## Your task
Print the data exactly, leaving nothing out.

######

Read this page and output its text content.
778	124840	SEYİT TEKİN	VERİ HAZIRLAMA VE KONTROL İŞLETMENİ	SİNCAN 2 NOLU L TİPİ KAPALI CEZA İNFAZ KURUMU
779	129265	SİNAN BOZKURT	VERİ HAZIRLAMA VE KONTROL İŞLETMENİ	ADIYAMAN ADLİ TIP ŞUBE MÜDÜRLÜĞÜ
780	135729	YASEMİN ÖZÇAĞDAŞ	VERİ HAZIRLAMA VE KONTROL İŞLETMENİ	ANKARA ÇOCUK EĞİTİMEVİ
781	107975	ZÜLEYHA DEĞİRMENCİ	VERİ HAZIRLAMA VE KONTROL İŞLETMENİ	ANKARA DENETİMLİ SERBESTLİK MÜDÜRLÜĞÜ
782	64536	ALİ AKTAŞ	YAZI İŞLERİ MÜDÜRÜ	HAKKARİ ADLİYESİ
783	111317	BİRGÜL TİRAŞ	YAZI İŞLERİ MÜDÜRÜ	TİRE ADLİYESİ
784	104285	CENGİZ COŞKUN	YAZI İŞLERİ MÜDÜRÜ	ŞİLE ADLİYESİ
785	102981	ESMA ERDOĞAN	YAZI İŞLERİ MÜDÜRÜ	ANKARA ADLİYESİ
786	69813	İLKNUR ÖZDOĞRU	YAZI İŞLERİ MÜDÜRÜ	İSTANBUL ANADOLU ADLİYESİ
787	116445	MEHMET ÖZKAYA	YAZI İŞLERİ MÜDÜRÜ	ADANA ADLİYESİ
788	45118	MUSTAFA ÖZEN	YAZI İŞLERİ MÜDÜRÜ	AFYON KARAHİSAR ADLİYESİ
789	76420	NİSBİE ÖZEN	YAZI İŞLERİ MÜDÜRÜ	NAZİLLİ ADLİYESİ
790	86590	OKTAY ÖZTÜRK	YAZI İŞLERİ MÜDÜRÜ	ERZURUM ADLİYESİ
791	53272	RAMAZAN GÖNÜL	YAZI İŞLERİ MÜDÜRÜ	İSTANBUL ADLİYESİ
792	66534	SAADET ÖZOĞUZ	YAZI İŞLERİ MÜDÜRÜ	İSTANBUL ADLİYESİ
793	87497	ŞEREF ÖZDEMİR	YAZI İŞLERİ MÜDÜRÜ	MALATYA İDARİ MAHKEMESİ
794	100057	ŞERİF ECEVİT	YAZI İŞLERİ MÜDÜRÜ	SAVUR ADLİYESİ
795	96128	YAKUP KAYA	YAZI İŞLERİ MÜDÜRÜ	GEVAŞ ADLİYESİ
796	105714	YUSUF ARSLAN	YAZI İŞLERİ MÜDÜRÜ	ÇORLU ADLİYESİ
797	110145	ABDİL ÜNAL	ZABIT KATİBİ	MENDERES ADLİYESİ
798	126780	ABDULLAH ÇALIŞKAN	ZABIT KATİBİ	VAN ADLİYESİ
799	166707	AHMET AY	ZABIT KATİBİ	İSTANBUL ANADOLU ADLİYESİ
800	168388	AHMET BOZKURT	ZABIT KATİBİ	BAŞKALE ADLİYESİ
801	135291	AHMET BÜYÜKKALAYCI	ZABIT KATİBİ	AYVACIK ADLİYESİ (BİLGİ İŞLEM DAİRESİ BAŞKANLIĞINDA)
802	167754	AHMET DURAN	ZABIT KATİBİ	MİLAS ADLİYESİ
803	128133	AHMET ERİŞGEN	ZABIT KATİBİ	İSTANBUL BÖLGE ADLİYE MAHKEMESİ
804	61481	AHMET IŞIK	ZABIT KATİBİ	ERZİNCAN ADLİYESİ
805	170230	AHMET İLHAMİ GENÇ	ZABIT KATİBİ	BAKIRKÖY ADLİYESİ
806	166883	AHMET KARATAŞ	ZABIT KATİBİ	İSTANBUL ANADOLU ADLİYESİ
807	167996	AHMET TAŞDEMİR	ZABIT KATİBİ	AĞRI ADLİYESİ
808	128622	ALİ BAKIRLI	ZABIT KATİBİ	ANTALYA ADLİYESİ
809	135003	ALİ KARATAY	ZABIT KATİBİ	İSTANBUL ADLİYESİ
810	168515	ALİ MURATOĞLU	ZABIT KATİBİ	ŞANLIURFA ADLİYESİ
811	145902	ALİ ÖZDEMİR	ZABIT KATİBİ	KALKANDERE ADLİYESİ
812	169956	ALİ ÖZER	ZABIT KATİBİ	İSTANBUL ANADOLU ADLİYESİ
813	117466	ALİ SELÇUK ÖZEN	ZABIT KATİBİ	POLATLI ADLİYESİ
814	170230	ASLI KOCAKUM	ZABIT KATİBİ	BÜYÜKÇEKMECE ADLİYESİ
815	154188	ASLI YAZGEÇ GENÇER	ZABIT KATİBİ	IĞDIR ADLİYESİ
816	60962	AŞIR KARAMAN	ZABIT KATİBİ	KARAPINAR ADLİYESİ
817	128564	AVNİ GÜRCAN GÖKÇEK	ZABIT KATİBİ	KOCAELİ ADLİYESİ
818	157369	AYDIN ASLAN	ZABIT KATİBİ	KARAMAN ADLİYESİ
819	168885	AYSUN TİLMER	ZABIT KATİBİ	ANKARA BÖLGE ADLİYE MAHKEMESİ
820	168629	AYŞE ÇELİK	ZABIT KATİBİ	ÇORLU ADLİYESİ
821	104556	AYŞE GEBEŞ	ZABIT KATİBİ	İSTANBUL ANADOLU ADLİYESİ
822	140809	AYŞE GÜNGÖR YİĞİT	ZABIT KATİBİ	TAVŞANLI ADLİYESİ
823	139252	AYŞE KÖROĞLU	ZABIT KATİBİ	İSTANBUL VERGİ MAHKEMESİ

######

## Exercise output
Read this page and output its text content.
778	124840	SEYİT TEKİN	VERİ HAZIRLAMA VE KONTROL İŞLETMENİ	SİNCAN 2 NOLU L TİPİ KAPALI CEZA İNFAZ KURUMU
779	129265	SİNAN BOZKURT	VERİ HAZIRLAMA VE KONTROL İŞLETMENİ	ADIYAMAN ADLİ TIP ŞUBE MÜDÜRLÜĞÜ
780	135729	YASEMİN ÖZÇAĞDAŞ	VERİ HAZIRLAMA VE KONTROL İŞLETMENİ	ANKARA ÇOCUK EĞİTİMEVİ
781	107975	ZÜLEYHA DEĞİRMENCİ	VERİ HAZIRLAMA VE KONTROL İŞLETMENİ	ANKARA DENETİMLİ SERBESTLİK MÜDÜRLÜĞÜ
782	64536	ALİ AKTAŞ	YAZI İŞLERİ MÜDÜRÜ	HAKKARİ ADLİYESİ
783	111317	BİRGÜL TİRAŞ	YAZI İŞLERİ MÜDÜRÜ	TİRE ADLİYESİ
784	104285	CENGİZ COŞKUN	YAZI İŞLERİ MÜDÜRÜ	ŞİLE ADLİYESİ
785	102981	ESMA ERDOĞAN	YAZI İŞLERİ MÜDÜRÜ	ANKARA ADLİYESİ
786	69813	İLKNUR ÖZDOĞRU	YAZI İŞLERİ MÜDÜRÜ	İSTANBUL ANADOLU ADLİYESİ
787	116445	MEHMET ÖZKAYA	YAZI İŞLERİ MÜDÜRÜ	ADANA ADLİYESİ
788	45118	MUSTAFA ÖZEN	YAZI İŞLERİ MÜDÜRÜ	AFYON KARAHİSAR ADLİYESİ
789	76420	NİSBİE ÖZEN	YAZI İŞLERİ MÜDÜRÜ	NAZİLLİ ADLİYESİ
790	86590	OKTAY ÖZTÜRK	YAZI İŞLERİ MÜDÜRÜ	ERZURUM ADLİYESİ
791	53272	RAMAZAN GÖNÜL	YAZI İŞLERİ MÜDÜRÜ	İSTANBUL ADLİYESİ
792	66534	SAADET ÖZOĞUZ	YAZI İŞLERİ MÜDÜRÜ	İSTANBUL ADLİYESİ
793	87497	ŞEREF ÖZDEMİR	YAZI İŞLERİ MÜDÜRÜ	MALATYA İDARİ MAHKEMESİ
794	100057	ŞERİF ECEVİT	YAZI İŞLERİ MÜDÜRÜ	SAVUR ADLİYESİ
795	96128	YAKUP KAYA	YAZI İŞLERİ MÜDÜRÜ	GEVAŞ ADLİYESİ
796	105714	YUSUF ARSLAN	YAZI İŞLERİ MÜDÜRÜ	ÇORLU ADLİYESİ
797	110145	ABDİL ÜNAL	ZABIT KATİBİ	MENDERES ADLİYESİ
798	126780	ABDULLAH ÇALIŞKAN	ZABIT KATİBİ	VAN ADLİYESİ
799	166707	AHMET AY	ZABIT KATİBİ	İSTANBUL ANADOLU ADLİYESİ
800	168388	AHMET BOZKURT	ZABIT KATİBİ	BAŞKALE ADLİYESİ
801	135291	AHMET BÜYÜKKALAYCI	ZABIT KATİBİ	AYVACIK ADLİYESİ (BİLGİ İŞLEM DAİRESİ BAŞKANLIĞINDA)
802	167754	AHMET DURAN	ZABIT KATİBİ	MİLAS ADLİYESİ
803	128133	AHMET ERİŞGEN	ZABIT KATİBİ	İSTANBUL BÖLGE ADLİYE MAHKEMESİ
804	61481	AHMET IŞIK	ZABIT KATİBİ	ERZİNCAN ADLİYESİ
805	170230	AHMET İLHAMİ GENÇ	ZABIT KATİBİ	BAKIRKÖY ADLİYESİ
806	166883	AHMET KARATAŞ	ZABIT KATİBİ	İSTANBUL ANADOLU ADLİYESİ
807	167996	AHMET TAŞDEMİR	ZABIT KATİBİ	AĞRI ADLİYESİ
808	128622	ALİ BAKIRLI	ZABIT KATİBİ	ANTALYA ADLİYESİ
809	135003	ALİ KARATAY	ZABIT KATİBİ	İSTANBUL ADLİYESİ
810	168515	ALİ MURATOĞLU	ZABIT KATİBİ	ŞANLIURFA ADLİYESİ
811	145902	ALİ ÖZDEMİR	ZABIT KATİBİ	KALKANDERE ADLİYESİ
812	169956	ALİ ÖZER	ZABIT KATİBİ	İSTANBUL ANADOLU ADLİYESİ
813	117466	ALİ SELÇUK ÖZEN	ZABIT KATİBİ	POLATLI ADLİYESİ
814	170230	ASLI KOCAKUM	ZABIT KATİBİ	BÜYÜKÇEKMECE ADLİYESİ
815	154188	ASLI YAZGEÇ GENÇER	ZABIT KATİBİ	IĞDIR ADLİYESİ
816	60962	AŞIR KARAMAN	ZABIT KATİBİ	KARAPINAR ADLİYESİ
817	128564	AVNİ GÜRCAN GÖKÇEK	ZABIT KATİBİ	KOCAELİ ADLİYESİ
818	157369	AYDIN ASLAN	ZABIT KATİBİ	KARAMAN ADLİYESİ
819	168885	AYSUN TİLMER	ZABIT KATİBİ	ANKARA BÖLGE ADLİYE MAHKEMESİ
820	168629	AYŞE ÇELİK	ZABIT KATİBİ	ÇORLU ADLİYESİ
821	104556	AYŞE GEBEŞ	ZABIT KATİBİ	İSTANBUL ANADOLU ADLİYESİ
822	140809	AYŞE GÜNGÖR YİĞİT	ZABIT KATİBİ	TAVŞANLI ADLİYESİ
823	139252	AYŞE KÖROĞLU	ZABIT KATİBİ	İSTANBUL VERGİ MAHKEMESİ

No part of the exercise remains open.